Lift every line from the entries that includes the word "generating".

### Working data:

□ □ □ □ □

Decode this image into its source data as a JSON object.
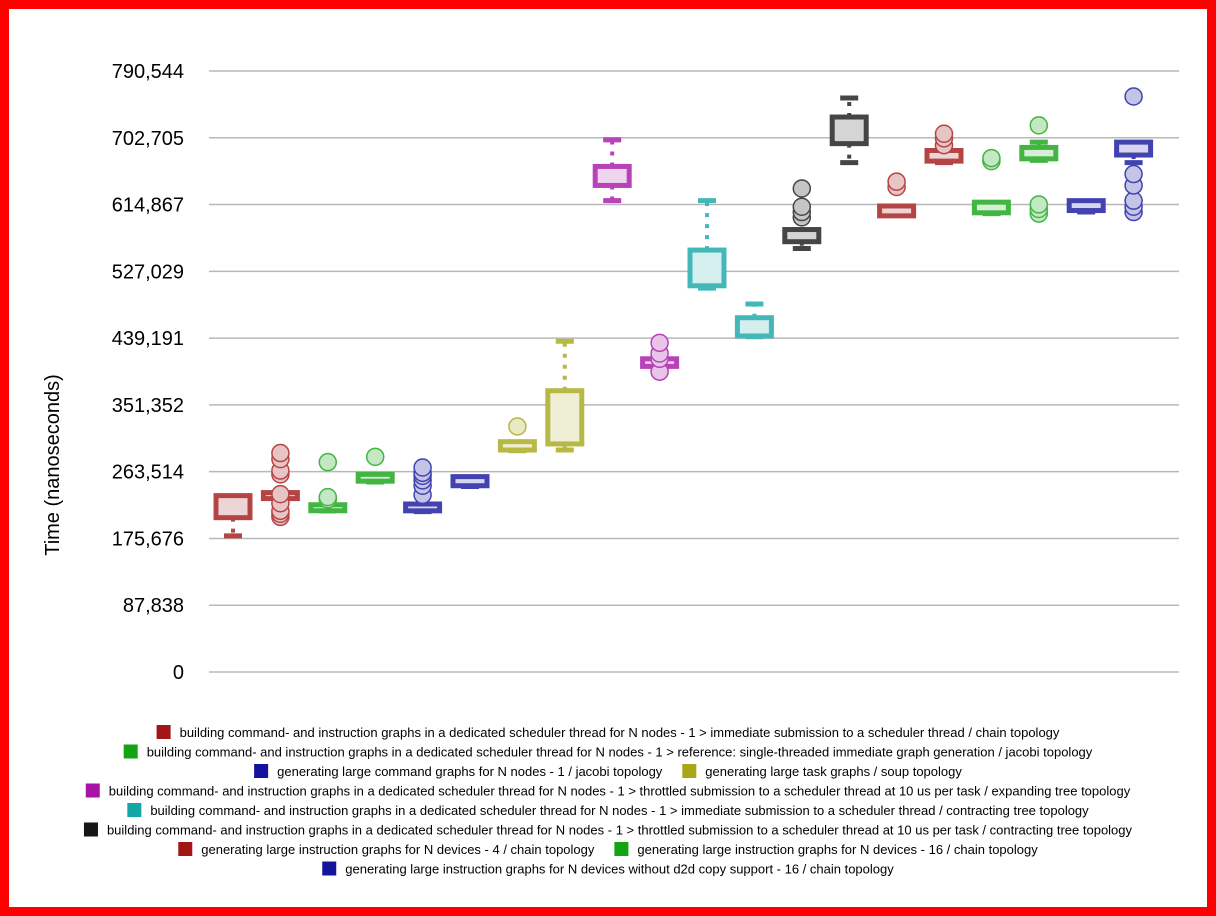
{
  "chart_data": {
    "type": "box",
    "title": "",
    "xlabel": "",
    "ylabel": "Time (nanoseconds)",
    "ylim": [
      0,
      790544
    ],
    "y_ticks": [
      "0",
      "87,838",
      "175,676",
      "263,514",
      "351,352",
      "439,191",
      "527,029",
      "614,867",
      "702,705",
      "790,544"
    ],
    "y_tick_values": [
      0,
      87838,
      175676,
      263514,
      351352,
      439191,
      527029,
      614867,
      702705,
      790544
    ],
    "grid": true,
    "legend_position": "bottom",
    "series": [
      {
        "name": "building command- and instruction graphs in a dedicated scheduler thread for N nodes - 1 > immediate submission to a scheduler thread / chain topology",
        "color": "#a31616",
        "boxes": [
          {
            "whisker_low": 179000,
            "q1": 203000,
            "median": 215000,
            "q3": 232000,
            "whisker_high": 232000,
            "outliers": []
          },
          {
            "whisker_low": 231000,
            "q1": 231000,
            "median": 233000,
            "q3": 236000,
            "whisker_high": 236000,
            "outliers": [
              204000,
              208000,
              212000,
              222000,
              234000,
              260000,
              265000,
              280000,
              288000
            ]
          }
        ]
      },
      {
        "name": "building command- and instruction graphs in a dedicated scheduler thread for N nodes - 1 > reference: single-threaded immediate graph generation / jacobi topology",
        "color": "#13a313",
        "boxes": [
          {
            "whisker_low": 212000,
            "q1": 213000,
            "median": 216000,
            "q3": 220000,
            "whisker_high": 220000,
            "outliers": [
              227000,
              230000,
              276000
            ]
          },
          {
            "whisker_low": 250000,
            "q1": 251000,
            "median": 255000,
            "q3": 260000,
            "whisker_high": 260000,
            "outliers": [
              283000
            ]
          }
        ]
      },
      {
        "name": "generating large command graphs for N nodes - 1 / jacobi topology",
        "color": "#13139e",
        "boxes": [
          {
            "whisker_low": 211000,
            "q1": 212000,
            "median": 215000,
            "q3": 221000,
            "whisker_high": 221000,
            "outliers": [
              233000,
              245000,
              252000,
              258000,
              262000,
              269000
            ]
          },
          {
            "whisker_low": 244000,
            "q1": 245000,
            "median": 249000,
            "q3": 257000,
            "whisker_high": 257000,
            "outliers": []
          }
        ]
      },
      {
        "name": "generating large task graphs / soup topology",
        "color": "#a6a616",
        "boxes": [
          {
            "whisker_low": 291000,
            "q1": 292000,
            "median": 296000,
            "q3": 303000,
            "whisker_high": 303000,
            "outliers": [
              323000
            ]
          },
          {
            "whisker_low": 292000,
            "q1": 300000,
            "median": 330000,
            "q3": 370000,
            "whisker_high": 435000,
            "outliers": []
          }
        ]
      },
      {
        "name": "building command- and instruction graphs in a dedicated scheduler thread for N nodes - 1 > throttled submission to a scheduler thread at 10 us per task / expanding tree topology",
        "color": "#a613a6",
        "boxes": [
          {
            "whisker_low": 620000,
            "q1": 640000,
            "median": 655000,
            "q3": 665000,
            "whisker_high": 700000,
            "outliers": []
          },
          {
            "whisker_low": 400000,
            "q1": 402000,
            "median": 406000,
            "q3": 412000,
            "whisker_high": 412000,
            "outliers": [
              395000,
              412000,
              419000,
              433000
            ]
          }
        ]
      },
      {
        "name": "building command- and instruction graphs in a dedicated scheduler thread for N nodes - 1 > immediate submission to a scheduler thread / contracting tree topology",
        "color": "#13a6a6",
        "boxes": [
          {
            "whisker_low": 505000,
            "q1": 508000,
            "median": 535000,
            "q3": 555000,
            "whisker_high": 620000,
            "outliers": []
          },
          {
            "whisker_low": 441000,
            "q1": 442000,
            "median": 453000,
            "q3": 466000,
            "whisker_high": 484000,
            "outliers": []
          }
        ]
      },
      {
        "name": "building command- and instruction graphs in a dedicated scheduler thread for N nodes - 1 > throttled submission to a scheduler thread at 10 us per task / contracting tree topology",
        "color": "#161616",
        "boxes": [
          {
            "whisker_low": 557000,
            "q1": 566000,
            "median": 573000,
            "q3": 582000,
            "whisker_high": 582000,
            "outliers": [
              598000,
              605000,
              612000,
              636000
            ]
          },
          {
            "whisker_low": 670000,
            "q1": 695000,
            "median": 713000,
            "q3": 730000,
            "whisker_high": 755000,
            "outliers": []
          }
        ]
      },
      {
        "name": "generating large instruction graphs for N devices - 4 / chain topology",
        "color": "#a31616",
        "boxes": [
          {
            "whisker_low": 600000,
            "q1": 600000,
            "median": 606000,
            "q3": 613000,
            "whisker_high": 613000,
            "outliers": [
              638000,
              645000
            ]
          },
          {
            "whisker_low": 670000,
            "q1": 672000,
            "median": 678000,
            "q3": 686000,
            "whisker_high": 686000,
            "outliers": [
              693000,
              702000,
              708000
            ]
          }
        ]
      },
      {
        "name": "generating large instruction graphs for N devices - 16 / chain topology",
        "color": "#13a313",
        "boxes": [
          {
            "whisker_low": 603000,
            "q1": 604000,
            "median": 609000,
            "q3": 618000,
            "whisker_high": 618000,
            "outliers": [
              672000,
              676000
            ]
          },
          {
            "whisker_low": 673000,
            "q1": 675000,
            "median": 683000,
            "q3": 690000,
            "whisker_high": 697000,
            "outliers": [
              603000,
              609000,
              615000,
              719000
            ]
          }
        ]
      },
      {
        "name": "generating large instruction graphs for N devices without d2d copy support - 16 / chain topology",
        "color": "#13139e",
        "boxes": [
          {
            "whisker_low": 605000,
            "q1": 607000,
            "median": 613000,
            "q3": 620000,
            "whisker_high": 620000,
            "outliers": []
          },
          {
            "whisker_low": 670000,
            "q1": 680000,
            "median": 689000,
            "q3": 697000,
            "whisker_high": 697000,
            "outliers": [
              605000,
              612000,
              620000,
              640000,
              655000,
              757000
            ]
          }
        ]
      }
    ],
    "legend_layout": [
      [
        0
      ],
      [
        1
      ],
      [
        2,
        3
      ],
      [
        4
      ],
      [
        5
      ],
      [
        6
      ],
      [
        7,
        8
      ],
      [
        9
      ]
    ]
  }
}
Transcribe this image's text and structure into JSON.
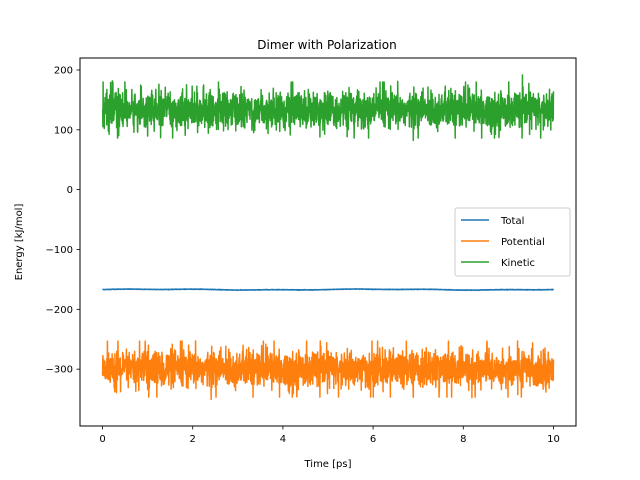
{
  "chart_data": {
    "type": "line",
    "title": "Dimer with Polarization",
    "xlabel": "Time [ps]",
    "ylabel": "Energy [kJ/mol]",
    "xlim": [
      -0.5,
      10.5
    ],
    "ylim": [
      -395,
      220
    ],
    "x_ticks": [
      0,
      2,
      4,
      6,
      8,
      10
    ],
    "x_tick_labels": [
      "0",
      "2",
      "4",
      "6",
      "8",
      "10"
    ],
    "y_ticks": [
      200,
      100,
      0,
      -100,
      -200,
      -300
    ],
    "y_tick_labels": [
      "200",
      "100",
      "0",
      "−100",
      "−200",
      "−300"
    ],
    "grid": false,
    "legend_position": "center-right",
    "time_range": [
      0,
      10
    ],
    "series": [
      {
        "name": "Total",
        "color": "#1f77b4",
        "mean": -167,
        "noise_amplitude": 1,
        "range": [
          -169,
          -165
        ]
      },
      {
        "name": "Potential",
        "color": "#ff7f0e",
        "mean": -300,
        "noise_amplitude": 18,
        "range": [
          -362,
          -253
        ]
      },
      {
        "name": "Kinetic",
        "color": "#2ca02c",
        "mean": 133,
        "noise_amplitude": 18,
        "range": [
          82,
          195
        ]
      }
    ]
  }
}
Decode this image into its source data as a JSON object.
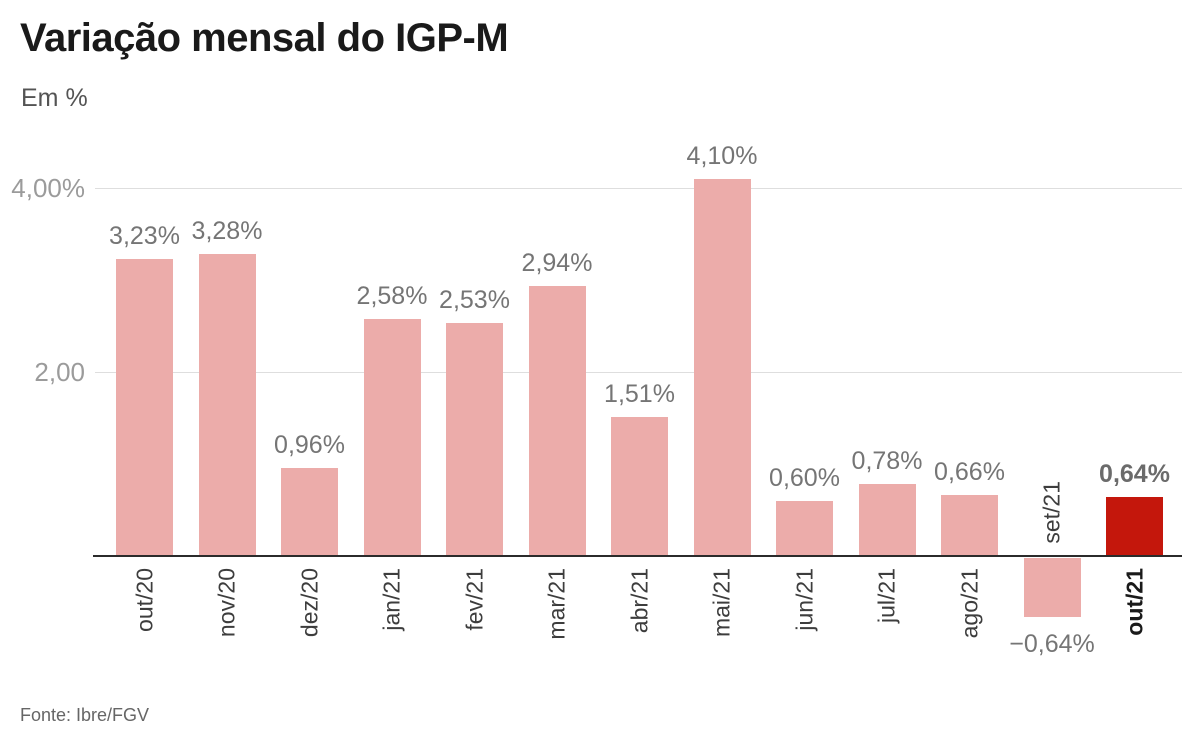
{
  "chart_data": {
    "type": "bar",
    "title": "Variação mensal do IGP-M",
    "unit_label": "Em %",
    "source": "Fonte: Ibre/FGV",
    "categories": [
      "out/20",
      "nov/20",
      "dez/20",
      "jan/21",
      "fev/21",
      "mar/21",
      "abr/21",
      "mai/21",
      "jun/21",
      "jul/21",
      "ago/21",
      "set/21",
      "out/21"
    ],
    "values": [
      3.23,
      3.28,
      0.96,
      2.58,
      2.53,
      2.94,
      1.51,
      4.1,
      0.6,
      0.78,
      0.66,
      -0.64,
      0.64
    ],
    "value_labels": [
      "3,23%",
      "3,28%",
      "0,96%",
      "2,58%",
      "2,53%",
      "2,94%",
      "1,51%",
      "4,10%",
      "0,60%",
      "0,78%",
      "0,66%",
      "−0,64%",
      "0,64%"
    ],
    "highlight_index": 12,
    "yticks": [
      {
        "value": 4.0,
        "label": "4,00%"
      },
      {
        "value": 2.0,
        "label": "2,00"
      }
    ],
    "ylim": [
      -0.8,
      4.4
    ],
    "grid": "horizontal-only",
    "legend": "none",
    "xlabel": "",
    "ylabel": "Em %",
    "colors": {
      "bar": "#ecacaa",
      "highlight_bar": "#c4170c",
      "axis": "#2b2b2b",
      "gridline": "#dedede"
    }
  }
}
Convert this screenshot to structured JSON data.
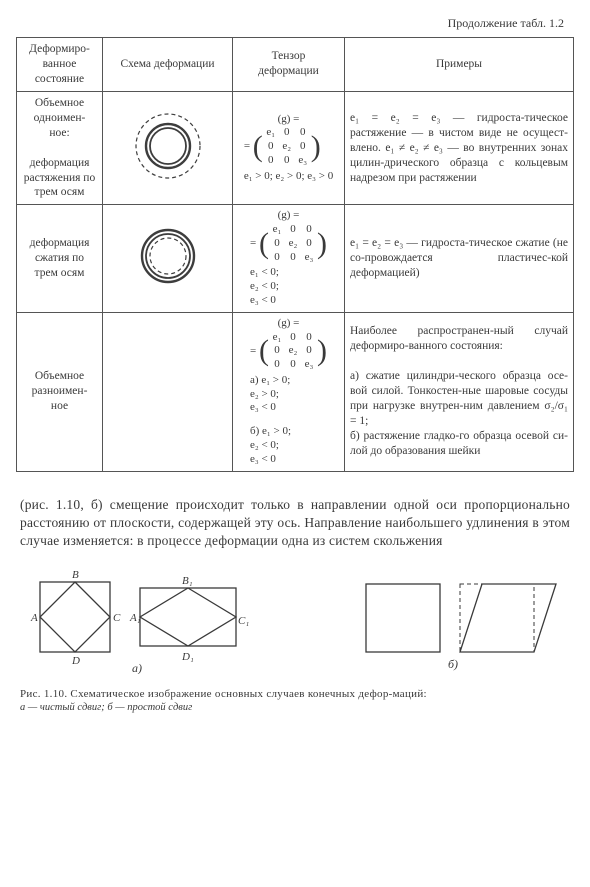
{
  "continuation_label": "Продолжение табл. 1.2",
  "headers": {
    "state": "Деформиро-\nванное\nсостояние",
    "scheme": "Схема деформации",
    "tensor": "Тензор\nдеформации",
    "examples": "Примеры"
  },
  "rows": [
    {
      "state": "Объемное одноимен-\nное:\n\nдеформация растяжения по трем осям",
      "scheme": "tension",
      "scheme_style": {
        "solid_r": 22,
        "dashed_r": 32,
        "stroke_solid": 2.4,
        "stroke_dash": 1.2,
        "dash": "4 3",
        "color": "#3d3d3d"
      },
      "tensor_head": "(g) =",
      "tensor_cells": [
        "e₁",
        "0",
        "0",
        "0",
        "e₂",
        "0",
        "0",
        "0",
        "e₃"
      ],
      "conditions": "e₁ > 0; e₂ > 0; e₃ > 0",
      "examples": "e₁ = e₂ = e₃ — гидроста-тическое растяжение — в чистом виде не осущест-влено. e₁ ≠ e₂ ≠ e₃ — во внутренних зонах цилин-дрического образца с кольцевым надрезом при растяжении"
    },
    {
      "state": "деформация сжатия по трем осям",
      "scheme": "compression",
      "scheme_style": {
        "solid_r": 26,
        "dashed_r": 18,
        "stroke_solid": 2.4,
        "stroke_dash": 1.2,
        "dash": "4 3",
        "color": "#3d3d3d"
      },
      "tensor_head": "(g) =",
      "tensor_cells": [
        "e₁",
        "0",
        "0",
        "0",
        "e₂",
        "0",
        "0",
        "0",
        "e₃"
      ],
      "conditions": "e₁ < 0;\ne₂ < 0;\ne₃ < 0",
      "examples": "e₁ = e₂ = e₃ — гидроста-тическое сжатие (не со-провождается пластичес-кой деформацией)"
    },
    {
      "state": "Объемное разноимен-\nное",
      "scheme": "none",
      "tensor_head": "(g) =",
      "tensor_cells": [
        "e₁",
        "0",
        "0",
        "0",
        "e₂",
        "0",
        "0",
        "0",
        "e₃"
      ],
      "conditions_a_label": "а)",
      "conditions_a": "e₁ > 0;\ne₂ > 0;\ne₃ < 0",
      "conditions_b_label": "б)",
      "conditions_b": "e₁ > 0;\ne₂ < 0;\ne₃ < 0",
      "examples": "Наиболее распространен-ный случай деформиро-ванного состояния:\n\nа) сжатие цилиндри-ческого образца осе-вой силой. Тонкостен-ные шаровые сосуды при нагрузке внутрен-ним давлением σ₂/σ₁ = 1;\nб) растяжение гладко-го образца осевой си-лой до образования шейки"
    }
  ],
  "paragraph": "(рис. 1.10, б) смещение происходит только в направлении одной оси пропорционально расстоянию от плоскости, содержащей эту ось. Направление наибольшего удлинения в этом случае изменяется: в процессе деформации одна из систем скольжения",
  "figure": {
    "label_a": "а)",
    "label_b": "б)",
    "letters": {
      "A": "A",
      "B": "B",
      "C": "C",
      "D": "D",
      "A1": "A₁",
      "B1": "B₁",
      "C1": "C₁",
      "D1": "D₁"
    },
    "caption_main": "Рис. 1.10. Схематическое изображение основных случаев конечных дефор-маций:",
    "caption_sub": "а — чистый сдвиг; б — простой сдвиг",
    "style": {
      "stroke": "#3a3a3a",
      "stroke_w": 1.3,
      "dash": "4 3"
    }
  }
}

□ □ □ □ □

### Correct response:
        "name": "generating large command graphs for N nodes - 1 / jacobi topology",
        "name": "generating large task graphs / soup topology",
        "name": "generating large instruction graphs for N devices - 4 / chain topology",
        "name": "generating large instruction graphs for N devices - 16 / chain topology",
        "name": "generating large instruction graphs for N devices without d2d copy support - 16 / chain topology",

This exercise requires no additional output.